What the exercise asks: Set down the full listing exactly as given. Any pictures are to be left out.

Dataset items:
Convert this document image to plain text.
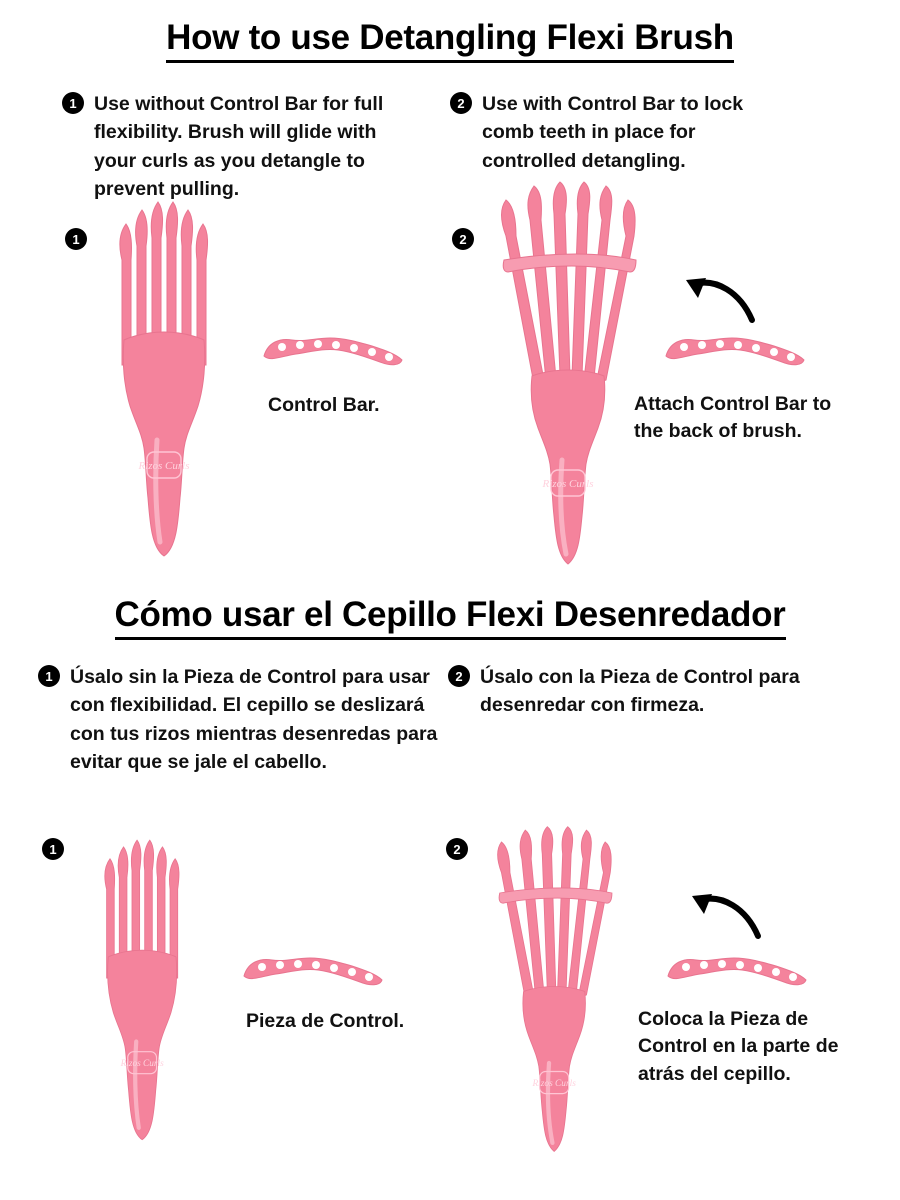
How to use Detangling Flexi Brush
1 Use without Control Bar for full flexibility. Brush will glide with your curls as you detangle to prevent pulling.
2 Use with Control Bar to lock comb teeth in place for controlled detangling.
1	2
Rizos Curls
Control Bar.
Rizos Curls
Attach Control Bar to the back of brush.
Cómo usar el Cepillo Flexi Desenredador
1 Úsalo sin la Pieza de Control para usar con flexibilidad. El cepillo se deslizará con tus rizos mientras desenredas para evitar que se jale el cabello.
2 Úsalo con la Pieza de Control para desenredar con firmeza.
1	2
Rizos Curls
Pieza de Control.
Rizos Curls
Coloca la Pieza de Control en la parte de atrás del cepillo.
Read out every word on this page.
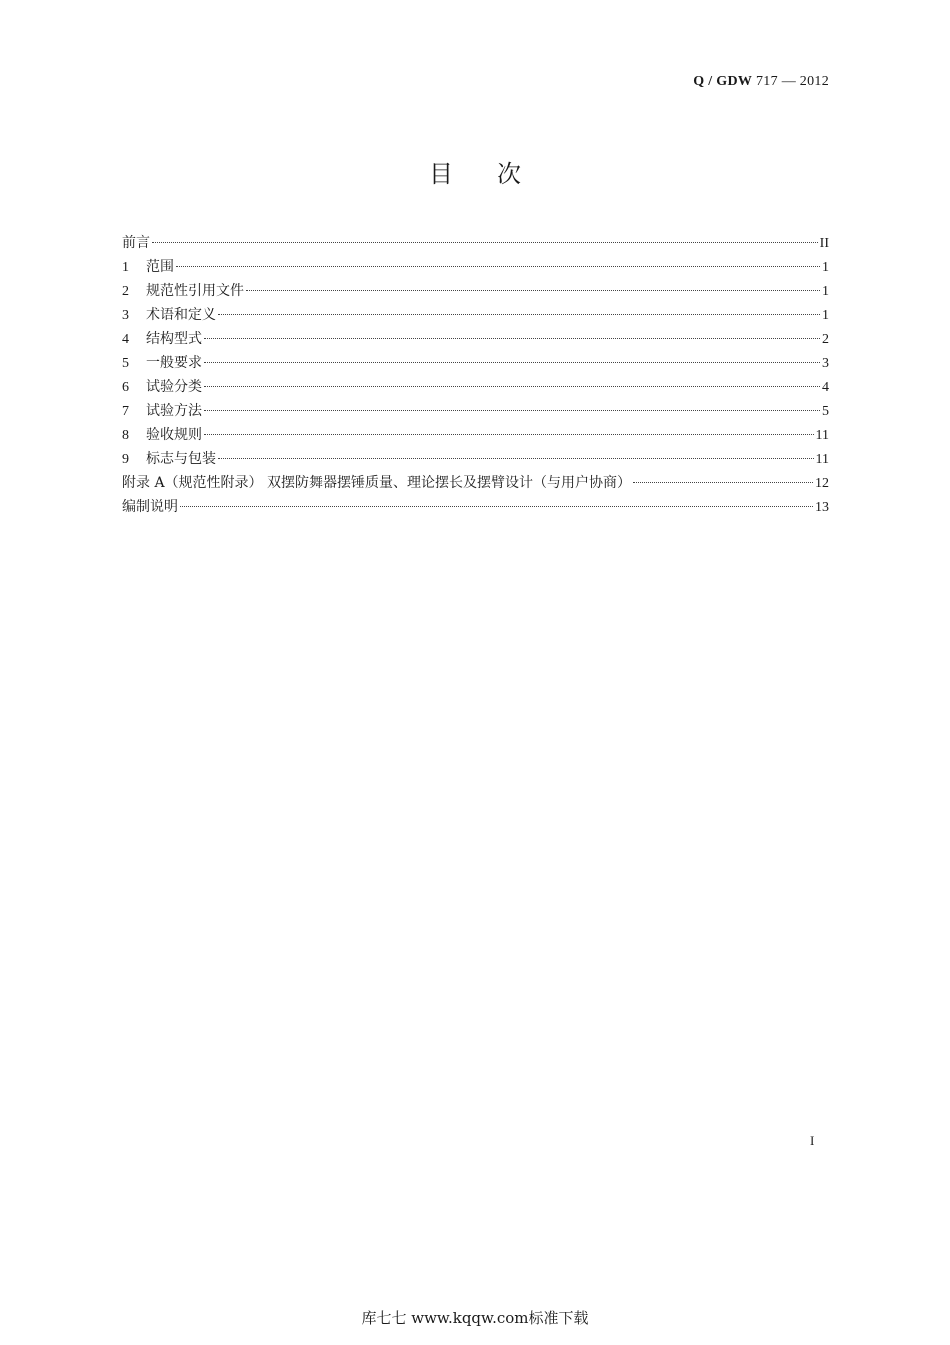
Q / GDW 717 — 2012
目次
前言	II
1	范围	1
2	规范性引用文件	1
3	术语和定义	1
4	结构型式	2
5	一般要求	3
6	试验分类	4
7	试验方法	5
8	验收规则	11
9	标志与包装	11
附录 A（规范性附录） 双摆防舞器摆锤质量、理论摆长及摆臂设计（与用户协商）	12
编制说明	13
I
库七七 www.kqqw.com标准下载
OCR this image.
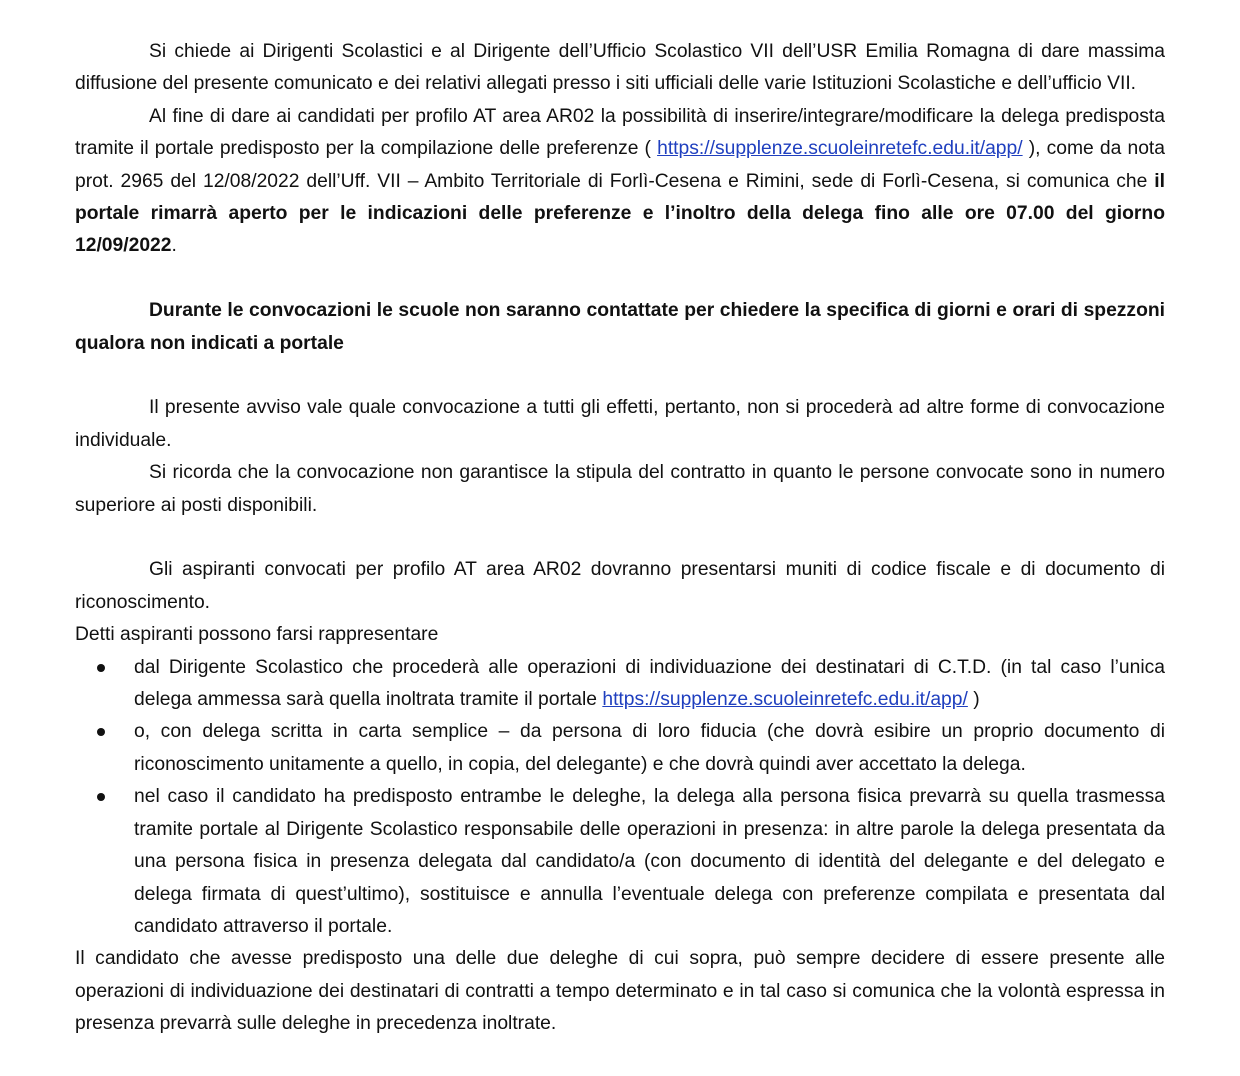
Si chiede ai Dirigenti Scolastici e al Dirigente dell’Ufficio Scolastico VII dell’USR Emilia Romagna di dare massima diffusione del presente comunicato e dei relativi allegati presso i siti ufficiali delle varie Istituzioni Scolastiche e dell’ufficio VII.

Al fine di dare ai candidati per profilo AT area AR02 la possibilità di inserire/integrare/modificare la delega predisposta tramite il portale predisposto per la compilazione delle preferenze ( https://supplenze.scuoleinretefc.edu.it/app/ ), come da nota prot. 2965 del 12/08/2022 dell’Uff. VII – Ambito Territoriale di Forlì-Cesena e Rimini, sede di Forlì-Cesena, si comunica che il portale rimarrà aperto per le indicazioni delle preferenze e l’inoltro della delega fino alle ore 07.00 del giorno 12/09/2022.

Durante le convocazioni le scuole non saranno contattate per chiedere la specifica di giorni e orari di spezzoni qualora non indicati a portale

Il presente avviso vale quale convocazione a tutti gli effetti, pertanto, non si procederà ad altre forme di convocazione individuale.

Si ricorda che la convocazione non garantisce la stipula del contratto in quanto le persone convocate sono in numero superiore ai posti disponibili.

Gli aspiranti convocati per profilo AT area AR02 dovranno presentarsi muniti di codice fiscale e di documento di riconoscimento.

Detti aspiranti possono farsi rappresentare

dal Dirigente Scolastico che procederà alle operazioni di individuazione dei destinatari di C.T.D. (in tal caso l’unica delega ammessa sarà quella inoltrata tramite il portale https://supplenze.scuoleinretefc.edu.it/app/ )
o, con delega scritta in carta semplice – da persona di loro fiducia (che dovrà esibire un proprio documento di riconoscimento unitamente a quello, in copia, del delegante) e che dovrà quindi aver accettato la delega.
nel caso il candidato ha predisposto entrambe le deleghe, la delega alla persona fisica prevarrà su quella trasmessa tramite portale al Dirigente Scolastico responsabile delle operazioni in presenza: in altre parole la delega presentata da una persona fisica in presenza delegata dal candidato/a (con documento di identità del delegante e del delegato e delega firmata di quest’ultimo), sostituisce e annulla l’eventuale delega con preferenze compilata e presentata dal candidato attraverso il portale.

Il candidato che avesse predisposto una delle due deleghe di cui sopra, può sempre decidere di essere presente alle operazioni di individuazione dei destinatari di contratti a tempo determinato e in tal caso si comunica che la volontà espressa in presenza prevarrà sulle deleghe in precedenza inoltrate.
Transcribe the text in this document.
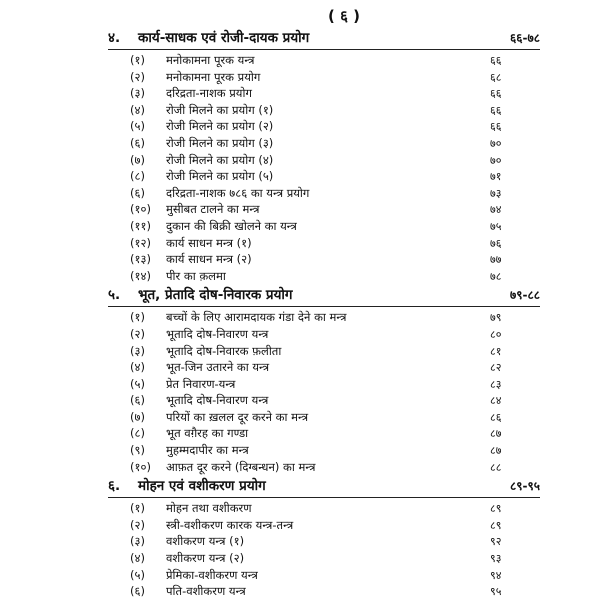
( ६ )
४.	कार्य-साधक एवं रोजी-दायक प्रयोग	६६-७८
(१)	मनोकामना पूरक यन्त्र	६६
(२)	मनोकामना पूरक प्रयोग	६८
(३)	दरिद्रता-नाशक प्रयोग	६६
(४)	रोजी मिलने का प्रयोग (१)	६६
(५)	रोजी मिलने का प्रयोग (२)	६६
(६)	रोजी मिलने का प्रयोग (३)	७०
(७)	रोजी मिलने का प्रयोग (४)	७०
(८)	रोजी मिलने का प्रयोग (५)	७१
(६)	दरिद्रता-नाशक ७८६ का यन्त्र प्रयोग	७३
(१०)	मुसीबत टालने का मन्त्र	७४
(११)	दुकान की बिक्री खोलने का यन्त्र	७५
(१२)	कार्य साधन मन्त्र (१)	७६
(१३)	कार्य साधन मन्त्र (२)	७७
(१४)	पीर का क़लमा	७८
५.	भूत, प्रेतादि दोष-निवारक प्रयोग	७९-८८
(१)	बच्चों के लिए आरामदायक गंडा देने का मन्त्र	७९
(२)	भूतादि दोष-निवारण यन्त्र	८०
(३)	भूतादि दोष-निवारक फ़लीता	८१
(४)	भूत-जिन उतारने का यन्त्र	८२
(५)	प्रेत निवारण-यन्त्र	८३
(६)	भूतादि दोष-निवारण यन्त्र	८४
(७)	परियों का ख़लल दूर करने का मन्त्र	८६
(८)	भूत वग़ैरह का गण्डा	८७
(९)	मुहम्मदापीर का मन्त्र	८७
(१०)	आफ़त दूर करने (दिग्बन्धन) का मन्त्र	८८
६.	मोहन एवं वशीकरण प्रयोग	८९-९५
(१)	मोहन तथा वशीकरण	८९
(२)	स्त्री-वशीकरण कारक यन्त्र-तन्त्र	८९
(३)	वशीकरण यन्त्र (१)	९२
(४)	वशीकरण यन्त्र (२)	९३
(५)	प्रेमिका-वशीकरण यन्त्र	९४
(६)	पति-वशीकरण यन्त्र	९५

Output below:
Convert this document image to plain text.
How to use Detangling Flexi Brush
1 Use without Control Bar for full flexibility. Brush will glide with your curls as you detangle to prevent pulling.
2 Use with Control Bar to lock comb teeth in place for controlled detangling.
1	2
Rizos Curls
Control Bar.
Rizos Curls
Attach Control Bar to the back of brush.
Cómo usar el Cepillo Flexi Desenredador
1 Úsalo sin la Pieza de Control para usar con flexibilidad. El cepillo se deslizará con tus rizos mientras desenredas para evitar que se jale el cabello.
2 Úsalo con la Pieza de Control para desenredar con firmeza.
1	2
Rizos Curls
Pieza de Control.
Rizos Curls
Coloca la Pieza de Control en la parte de atrás del cepillo.
Read out every word on this page.
Q / GDW 717 — 2012
目次
前言	II
1	范围	1
2	规范性引用文件	1
3	术语和定义	1
4	结构型式	2
5	一般要求	3
6	试验分类	4
7	试验方法	5
8	验收规则	11
9	标志与包装	11
附录 A（规范性附录） 双摆防舞器摆锤质量、理论摆长及摆臂设计（与用户协商）	12
编制说明	13
I
库七七 www.kqqw.com标准下载
OCR this image.
Si chiede ai Dirigenti Scolastici e al Dirigente dell’Ufficio Scolastico VII dell’USR Emilia Romagna di dare massima diffusione del presente comunicato e dei relativi allegati presso i siti ufficiali delle varie Istituzioni Scolastiche e dell’ufficio VII.

Al fine di dare ai candidati per profilo AT area AR02 la possibilità di inserire/integrare/modificare la delega predisposta tramite il portale predisposto per la compilazione delle preferenze ( https://supplenze.scuoleinretefc.edu.it/app/ ), come da nota prot. 2965 del 12/08/2022 dell’Uff. VII – Ambito Territoriale di Forlì-Cesena e Rimini, sede di Forlì-Cesena, si comunica che il portale rimarrà aperto per le indicazioni delle preferenze e l’inoltro della delega fino alle ore 07.00 del giorno 12/09/2022.

Durante le convocazioni le scuole non saranno contattate per chiedere la specifica di giorni e orari di spezzoni qualora non indicati a portale

Il presente avviso vale quale convocazione a tutti gli effetti, pertanto, non si procederà ad altre forme di convocazione individuale.

Si ricorda che la convocazione non garantisce la stipula del contratto in quanto le persone convocate sono in numero superiore ai posti disponibili.

Gli aspiranti convocati per profilo AT area AR02 dovranno presentarsi muniti di codice fiscale e di documento di riconoscimento.

Detti aspiranti possono farsi rappresentare

dal Dirigente Scolastico che procederà alle operazioni di individuazione dei destinatari di C.T.D. (in tal caso l’unica delega ammessa sarà quella inoltrata tramite il portale https://supplenze.scuoleinretefc.edu.it/app/ )
o, con delega scritta in carta semplice – da persona di loro fiducia (che dovrà esibire un proprio documento di riconoscimento unitamente a quello, in copia, del delegante) e che dovrà quindi aver accettato la delega.
nel caso il candidato ha predisposto entrambe le deleghe, la delega alla persona fisica prevarrà su quella trasmessa tramite portale al Dirigente Scolastico responsabile delle operazioni in presenza: in altre parole la delega presentata da una persona fisica in presenza delegata dal candidato/a (con documento di identità del delegante e del delegato e delega firmata di quest’ultimo), sostituisce e annulla l’eventuale delega con preferenze compilata e presentata dal candidato attraverso il portale.

Il candidato che avesse predisposto una delle due deleghe di cui sopra, può sempre decidere di essere presente alle operazioni di individuazione dei destinatari di contratti a tempo determinato e in tal caso si comunica che la volontà espressa in presenza prevarrà sulle deleghe in precedenza inoltrate.
Transcribe the text in this document.
( ६ )
४.	कार्य-साधक एवं रोजी-दायक प्रयोग	६६-७८
(१)	मनोकामना पूरक यन्त्र	६६
(२)	मनोकामना पूरक प्रयोग	६८
(३)	दरिद्रता-नाशक प्रयोग	६६
(४)	रोजी मिलने का प्रयोग (१)	६६
(५)	रोजी मिलने का प्रयोग (२)	६६
(६)	रोजी मिलने का प्रयोग (३)	७०
(७)	रोजी मिलने का प्रयोग (४)	७०
(८)	रोजी मिलने का प्रयोग (५)	७१
(६)	दरिद्रता-नाशक ७८६ का यन्त्र प्रयोग	७३
(१०)	मुसीबत टालने का मन्त्र	७४
(११)	दुकान की बिक्री खोलने का यन्त्र	७५
(१२)	कार्य साधन मन्त्र (१)	७६
(१३)	कार्य साधन मन्त्र (२)	७७
(१४)	पीर का क़लमा	७८
५.	भूत, प्रेतादि दोष-निवारक प्रयोग	७९-८८
(१)	बच्चों के लिए आरामदायक गंडा देने का मन्त्र	७९
(२)	भूतादि दोष-निवारण यन्त्र	८०
(३)	भूतादि दोष-निवारक फ़लीता	८१
(४)	भूत-जिन उतारने का यन्त्र	८२
(५)	प्रेत निवारण-यन्त्र	८३
(६)	भूतादि दोष-निवारण यन्त्र	८४
(७)	परियों का ख़लल दूर करने का मन्त्र	८६
(८)	भूत वग़ैरह का गण्डा	८७
(९)	मुहम्मदापीर का मन्त्र	८७
(१०)	आफ़त दूर करने (दिग्बन्धन) का मन्त्र	८८
६.	मोहन एवं वशीकरण प्रयोग	८९-९५
(१)	मोहन तथा वशीकरण	८९
(२)	स्त्री-वशीकरण कारक यन्त्र-तन्त्र	८९
(३)	वशीकरण यन्त्र (१)	९२
(४)	वशीकरण यन्त्र (२)	९३
(५)	प्रेमिका-वशीकरण यन्त्र	९४
(६)	पति-वशीकरण यन्त्र	९५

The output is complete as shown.